'''

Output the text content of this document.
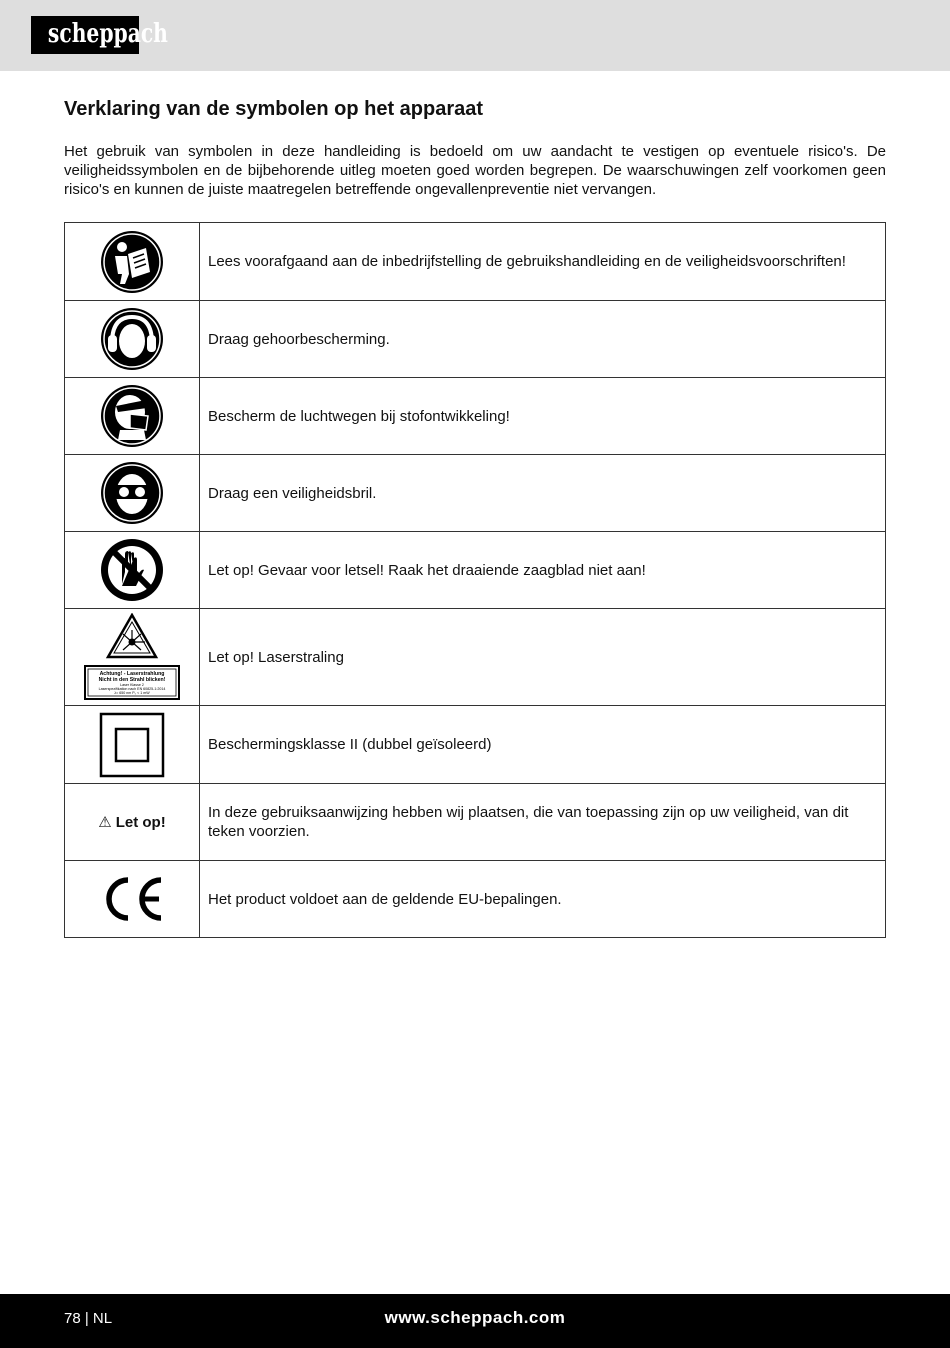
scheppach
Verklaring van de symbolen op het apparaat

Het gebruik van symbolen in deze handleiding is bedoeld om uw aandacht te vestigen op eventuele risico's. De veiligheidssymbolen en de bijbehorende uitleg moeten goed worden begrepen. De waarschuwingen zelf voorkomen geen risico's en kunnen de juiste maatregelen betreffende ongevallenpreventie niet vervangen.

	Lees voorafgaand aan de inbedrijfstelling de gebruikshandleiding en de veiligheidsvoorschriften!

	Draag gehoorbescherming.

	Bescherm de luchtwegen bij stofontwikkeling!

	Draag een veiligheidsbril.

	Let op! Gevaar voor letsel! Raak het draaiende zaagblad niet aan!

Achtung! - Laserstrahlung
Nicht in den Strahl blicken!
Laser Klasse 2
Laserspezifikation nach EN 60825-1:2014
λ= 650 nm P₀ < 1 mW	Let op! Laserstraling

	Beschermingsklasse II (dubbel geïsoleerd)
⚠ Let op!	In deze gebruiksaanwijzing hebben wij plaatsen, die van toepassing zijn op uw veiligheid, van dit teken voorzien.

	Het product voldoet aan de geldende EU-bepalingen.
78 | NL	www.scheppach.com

'''

* _Aim of the exercise_
Looking at the entries above, state how many lines contain "Draag"; give the number alone.

* _In response_
2